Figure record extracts
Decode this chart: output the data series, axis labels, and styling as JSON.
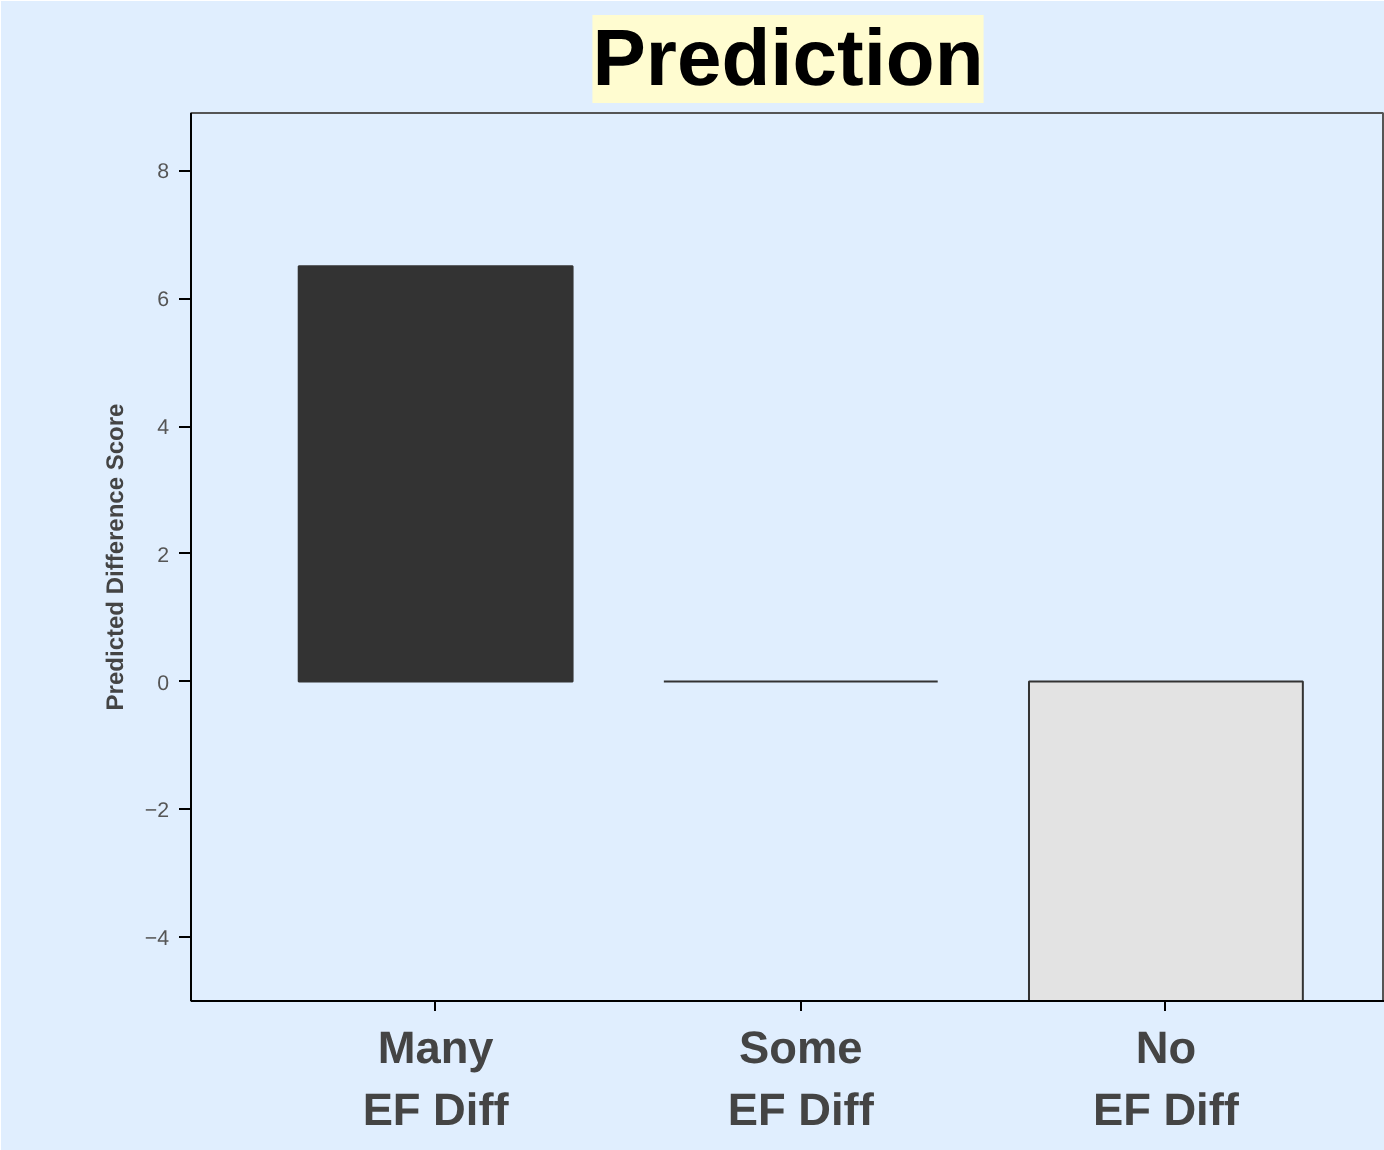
{
  "chart_data": {
    "type": "bar",
    "title": "Prediction",
    "ylabel": "Predicted Difference Score",
    "categories": [
      "Many EF Diff",
      "Some EF Diff",
      "No EF Diff"
    ],
    "values": [
      6.5,
      0,
      -5
    ],
    "colors": [
      "#333333",
      "#333333",
      "#e3e3e3"
    ],
    "ylim": [
      -5,
      8.9
    ],
    "yticks": [
      -4,
      -2,
      0,
      2,
      4,
      6,
      8
    ],
    "grid": false
  }
}
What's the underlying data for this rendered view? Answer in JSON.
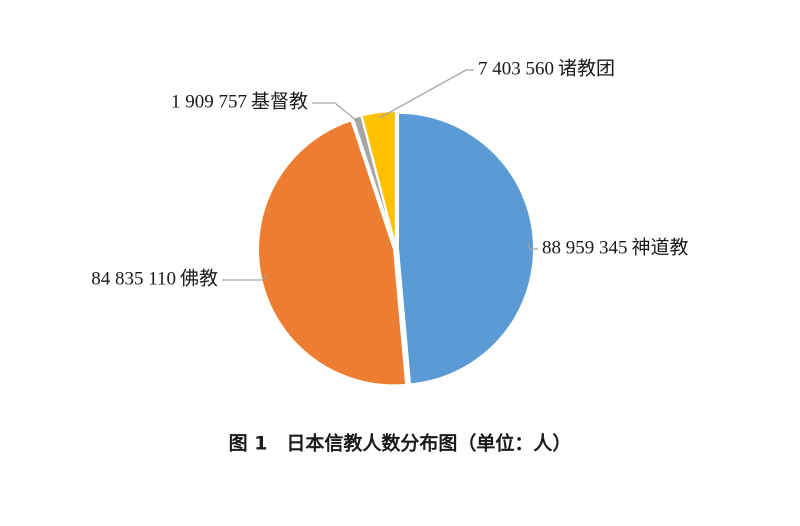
{
  "chart_data": {
    "type": "pie",
    "title": "图 1　日本信教人数分布图（单位：人）",
    "categories": [
      "神道教",
      "佛教",
      "基督教",
      "诸教团"
    ],
    "values": [
      88959345,
      84835110,
      1909757,
      7403560
    ],
    "value_labels": [
      "88 959 345",
      "84 835 110",
      "1 909 757",
      "7 403 560"
    ],
    "colors": [
      "#5b9bd5",
      "#ed7d31",
      "#a5a5a5",
      "#ffc000"
    ]
  }
}
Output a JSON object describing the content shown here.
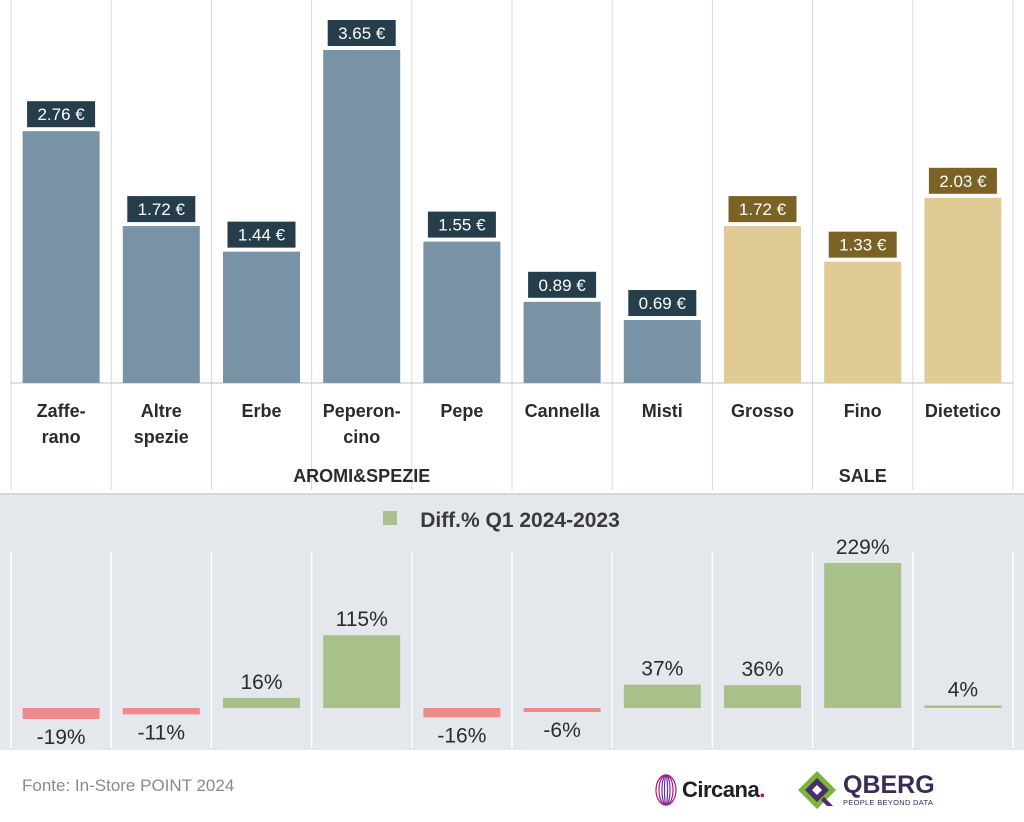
{
  "chart_data": [
    {
      "type": "bar",
      "categories": [
        "Zaffe-\nrano",
        "Altre\nspezie",
        "Erbe",
        "Peperon-\ncino",
        "Pepe",
        "Cannella",
        "Misti",
        "Grosso",
        "Fino",
        "Dietetico"
      ],
      "groups": [
        {
          "label": "AROMI&SPEZIE",
          "categories": [
            0,
            1,
            2,
            3,
            4,
            5,
            6
          ]
        },
        {
          "label": "SALE",
          "categories": [
            7,
            8,
            9
          ]
        }
      ],
      "values": [
        2.76,
        1.72,
        1.44,
        3.65,
        1.55,
        0.89,
        0.69,
        1.72,
        1.33,
        2.03
      ],
      "value_labels": [
        "2.76 €",
        "1.72 €",
        "1.44 €",
        "3.65 €",
        "1.55 €",
        "0.89 €",
        "0.69 €",
        "1.72 €",
        "1.33 €",
        "2.03 €"
      ],
      "ylim": [
        0,
        3.65
      ],
      "grid": false,
      "colors": {
        "aromi_bar": "#7893a5",
        "aromi_label_bg": "#263d4b",
        "sale_bar": "#dfcb93",
        "sale_label_bg": "#7a6224"
      }
    },
    {
      "type": "bar",
      "legend": "Diff.% Q1 2024-2023",
      "legend_position": "top-center",
      "values": [
        -19,
        -11,
        16,
        115,
        -16,
        -6,
        37,
        36,
        229,
        4
      ],
      "value_labels": [
        "-19%",
        "-11%",
        "16%",
        "115%",
        "-16%",
        "-6%",
        "37%",
        "36%",
        "229%",
        "4%"
      ],
      "grid": false,
      "colors": {
        "positive": "#a8c08a",
        "negative": "#f08a8a",
        "background": "#e4e8ed"
      }
    }
  ],
  "footer": {
    "source": "Fonte: In-Store POINT 2024",
    "logo_circana": "Circana",
    "logo_qberg": "QBERG",
    "logo_qberg_tagline": "PEOPLE BEYOND DATA"
  }
}
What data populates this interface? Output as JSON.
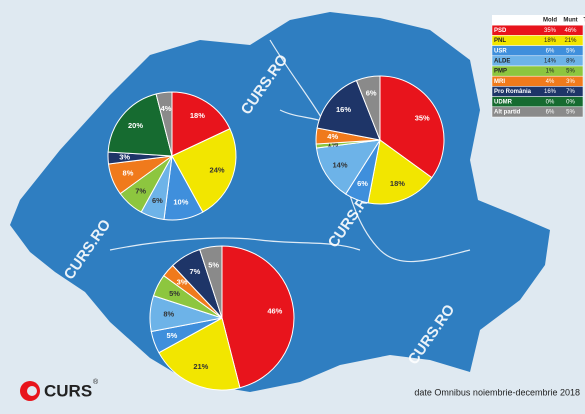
{
  "chart_data": [
    {
      "type": "pie",
      "name": "Mold",
      "categories": [
        "PSD",
        "PNL",
        "USR",
        "ALDE",
        "PMP",
        "MRI",
        "Pro România",
        "UDMR",
        "Alt partid"
      ],
      "values": [
        35,
        18,
        6,
        14,
        1,
        4,
        16,
        0,
        6
      ],
      "value_labels": [
        "35%",
        "18%",
        "6%",
        "14%",
        "1%",
        "4%",
        "16%",
        "0%",
        "6%"
      ],
      "colors": [
        "#e8141c",
        "#f2e600",
        "#3f8fdc",
        "#6db3e8",
        "#8dc63f",
        "#f07a1c",
        "#1e3568",
        "#166b30",
        "#8a8a8a"
      ]
    },
    {
      "type": "pie",
      "name": "Munt",
      "categories": [
        "PSD",
        "PNL",
        "USR",
        "ALDE",
        "PMP",
        "MRI",
        "Pro România",
        "UDMR",
        "Alt partid"
      ],
      "values": [
        46,
        21,
        5,
        8,
        5,
        3,
        7,
        0,
        5
      ],
      "value_labels": [
        "46%",
        "21%",
        "5%",
        "8%",
        "5%",
        "3%",
        "7%",
        "0%",
        "5%"
      ],
      "colors": [
        "#e8141c",
        "#f2e600",
        "#3f8fdc",
        "#6db3e8",
        "#8dc63f",
        "#f07a1c",
        "#1e3568",
        "#166b30",
        "#8a8a8a"
      ]
    },
    {
      "type": "pie",
      "name": "Trans",
      "categories": [
        "PSD",
        "PNL",
        "USR",
        "ALDE",
        "PMP",
        "MRI",
        "Pro România",
        "UDMR",
        "Alt partid"
      ],
      "values": [
        18,
        24,
        10,
        6,
        7,
        8,
        3,
        20,
        4
      ],
      "value_labels": [
        "18%",
        "24%",
        "10%",
        "6%",
        "7%",
        "8%",
        "3%",
        "20%",
        "4%"
      ],
      "colors": [
        "#e8141c",
        "#f2e600",
        "#3f8fdc",
        "#6db3e8",
        "#8dc63f",
        "#f07a1c",
        "#1e3568",
        "#166b30",
        "#8a8a8a"
      ]
    }
  ],
  "texts": {
    "watermarks": [
      "CURS.RO",
      "CURS.RO",
      "CURS.RO",
      "CURS.RO"
    ],
    "source": "date Omnibus noiembrie-decembrie 2018",
    "logo": "CURS",
    "registered": "®"
  }
}
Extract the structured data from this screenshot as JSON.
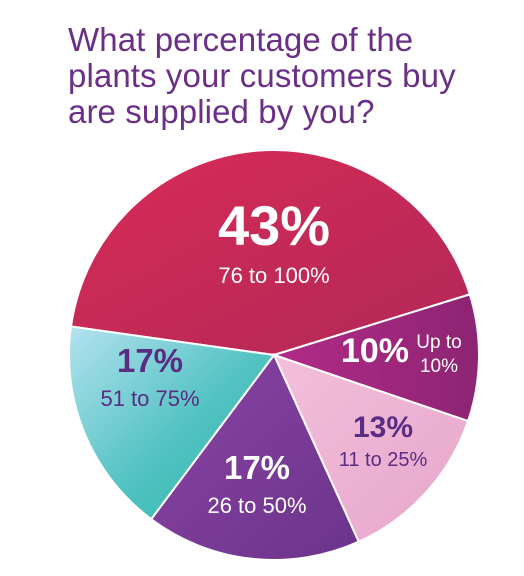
{
  "title_lines": [
    "What percentage of the",
    "plants your customers buy",
    "are supplied by you?"
  ],
  "chart_data": {
    "type": "pie",
    "title": "What percentage of the plants your customers buy are supplied by you?",
    "slices": [
      {
        "pct_label": "43%",
        "category_lines": [
          "76 to 100%"
        ],
        "value": 43,
        "color": "#c72a55",
        "label_color": "#ffffff"
      },
      {
        "pct_label": "10%",
        "category_lines": [
          "Up to",
          "10%"
        ],
        "value": 10,
        "color": "#a1287e",
        "label_color": "#ffffff"
      },
      {
        "pct_label": "13%",
        "category_lines": [
          "11 to 25%"
        ],
        "value": 13,
        "color": "#eeb2d2",
        "label_color": "#5a2c82"
      },
      {
        "pct_label": "17%",
        "category_lines": [
          "26 to 50%"
        ],
        "value": 17,
        "color": "#7b3c98",
        "label_color": "#ffffff"
      },
      {
        "pct_label": "17%",
        "category_lines": [
          "51 to 75%"
        ],
        "value": 17,
        "color": "#74cdd0",
        "label_color": "#5a2c82"
      }
    ]
  }
}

REQUIRED TASK
Retype everything in the material word for word, minus pictures.

FULL SOLUTION
Decode this chart: output the data series, axis labels, and styling as JSON.
{
  "chart_data": {
    "type": "bar",
    "title": "Prediction",
    "ylabel": "Predicted Difference Score",
    "categories": [
      "Many EF Diff",
      "Some EF Diff",
      "No EF Diff"
    ],
    "values": [
      6.5,
      0,
      -5
    ],
    "colors": [
      "#333333",
      "#333333",
      "#e3e3e3"
    ],
    "ylim": [
      -5,
      8.9
    ],
    "yticks": [
      -4,
      -2,
      0,
      2,
      4,
      6,
      8
    ],
    "grid": false
  }
}
What's the underlying data for this rendered view? Answer in JSON.
{
  "chart_data": {
    "type": "pie",
    "title": "图 1　日本信教人数分布图（单位：人）",
    "categories": [
      "神道教",
      "佛教",
      "基督教",
      "诸教团"
    ],
    "values": [
      88959345,
      84835110,
      1909757,
      7403560
    ],
    "value_labels": [
      "88 959 345",
      "84 835 110",
      "1 909 757",
      "7 403 560"
    ],
    "colors": [
      "#5b9bd5",
      "#ed7d31",
      "#a5a5a5",
      "#ffc000"
    ]
  }
}
Output a JSON object describing the content shown here.
{
  "chart_data": [
    {
      "type": "bar",
      "categories": [
        "Zaffe-\nrano",
        "Altre\nspezie",
        "Erbe",
        "Peperon-\ncino",
        "Pepe",
        "Cannella",
        "Misti",
        "Grosso",
        "Fino",
        "Dietetico"
      ],
      "groups": [
        {
          "label": "AROMI&SPEZIE",
          "categories": [
            0,
            1,
            2,
            3,
            4,
            5,
            6
          ]
        },
        {
          "label": "SALE",
          "categories": [
            7,
            8,
            9
          ]
        }
      ],
      "values": [
        2.76,
        1.72,
        1.44,
        3.65,
        1.55,
        0.89,
        0.69,
        1.72,
        1.33,
        2.03
      ],
      "value_labels": [
        "2.76 €",
        "1.72 €",
        "1.44 €",
        "3.65 €",
        "1.55 €",
        "0.89 €",
        "0.69 €",
        "1.72 €",
        "1.33 €",
        "2.03 €"
      ],
      "ylim": [
        0,
        3.65
      ],
      "grid": false,
      "colors": {
        "aromi_bar": "#7893a5",
        "aromi_label_bg": "#263d4b",
        "sale_bar": "#dfcb93",
        "sale_label_bg": "#7a6224"
      }
    },
    {
      "type": "bar",
      "legend": "Diff.% Q1 2024-2023",
      "legend_position": "top-center",
      "values": [
        -19,
        -11,
        16,
        115,
        -16,
        -6,
        37,
        36,
        229,
        4
      ],
      "value_labels": [
        "-19%",
        "-11%",
        "16%",
        "115%",
        "-16%",
        "-6%",
        "37%",
        "36%",
        "229%",
        "4%"
      ],
      "grid": false,
      "colors": {
        "positive": "#a8c08a",
        "negative": "#f08a8a",
        "background": "#e4e8ed"
      }
    }
  ],
  "footer": {
    "source": "Fonte: In-Store POINT 2024",
    "logo_circana": "Circana",
    "logo_qberg": "QBERG",
    "logo_qberg_tagline": "PEOPLE BEYOND DATA"
  }
}
What data populates this interface? Output as JSON.
{
  "chart_data": [
    {
      "type": "pie",
      "name": "Mold",
      "categories": [
        "PSD",
        "PNL",
        "USR",
        "ALDE",
        "PMP",
        "MRI",
        "Pro România",
        "UDMR",
        "Alt partid"
      ],
      "values": [
        35,
        18,
        6,
        14,
        1,
        4,
        16,
        0,
        6
      ],
      "value_labels": [
        "35%",
        "18%",
        "6%",
        "14%",
        "1%",
        "4%",
        "16%",
        "0%",
        "6%"
      ],
      "colors": [
        "#e8141c",
        "#f2e600",
        "#3f8fdc",
        "#6db3e8",
        "#8dc63f",
        "#f07a1c",
        "#1e3568",
        "#166b30",
        "#8a8a8a"
      ]
    },
    {
      "type": "pie",
      "name": "Munt",
      "categories": [
        "PSD",
        "PNL",
        "USR",
        "ALDE",
        "PMP",
        "MRI",
        "Pro România",
        "UDMR",
        "Alt partid"
      ],
      "values": [
        46,
        21,
        5,
        8,
        5,
        3,
        7,
        0,
        5
      ],
      "value_labels": [
        "46%",
        "21%",
        "5%",
        "8%",
        "5%",
        "3%",
        "7%",
        "0%",
        "5%"
      ],
      "colors": [
        "#e8141c",
        "#f2e600",
        "#3f8fdc",
        "#6db3e8",
        "#8dc63f",
        "#f07a1c",
        "#1e3568",
        "#166b30",
        "#8a8a8a"
      ]
    },
    {
      "type": "pie",
      "name": "Trans",
      "categories": [
        "PSD",
        "PNL",
        "USR",
        "ALDE",
        "PMP",
        "MRI",
        "Pro România",
        "UDMR",
        "Alt partid"
      ],
      "values": [
        18,
        24,
        10,
        6,
        7,
        8,
        3,
        20,
        4
      ],
      "value_labels": [
        "18%",
        "24%",
        "10%",
        "6%",
        "7%",
        "8%",
        "3%",
        "20%",
        "4%"
      ],
      "colors": [
        "#e8141c",
        "#f2e600",
        "#3f8fdc",
        "#6db3e8",
        "#8dc63f",
        "#f07a1c",
        "#1e3568",
        "#166b30",
        "#8a8a8a"
      ]
    }
  ],
  "texts": {
    "watermarks": [
      "CURS.RO",
      "CURS.RO",
      "CURS.RO",
      "CURS.RO"
    ],
    "source": "date Omnibus noiembrie-decembrie 2018",
    "logo": "CURS",
    "registered": "®"
  }
}
Extract the structured data from this screenshot as JSON.
{
  "title_lines": [
    "What percentage of the",
    "plants your customers buy",
    "are supplied by you?"
  ],
  "chart_data": {
    "type": "pie",
    "title": "What percentage of the plants your customers buy are supplied by you?",
    "slices": [
      {
        "pct_label": "43%",
        "category_lines": [
          "76 to 100%"
        ],
        "value": 43,
        "color": "#c72a55",
        "label_color": "#ffffff"
      },
      {
        "pct_label": "10%",
        "category_lines": [
          "Up to",
          "10%"
        ],
        "value": 10,
        "color": "#a1287e",
        "label_color": "#ffffff"
      },
      {
        "pct_label": "13%",
        "category_lines": [
          "11 to 25%"
        ],
        "value": 13,
        "color": "#eeb2d2",
        "label_color": "#5a2c82"
      },
      {
        "pct_label": "17%",
        "category_lines": [
          "26 to 50%"
        ],
        "value": 17,
        "color": "#7b3c98",
        "label_color": "#ffffff"
      },
      {
        "pct_label": "17%",
        "category_lines": [
          "51 to 75%"
        ],
        "value": 17,
        "color": "#74cdd0",
        "label_color": "#5a2c82"
      }
    ]
  }
}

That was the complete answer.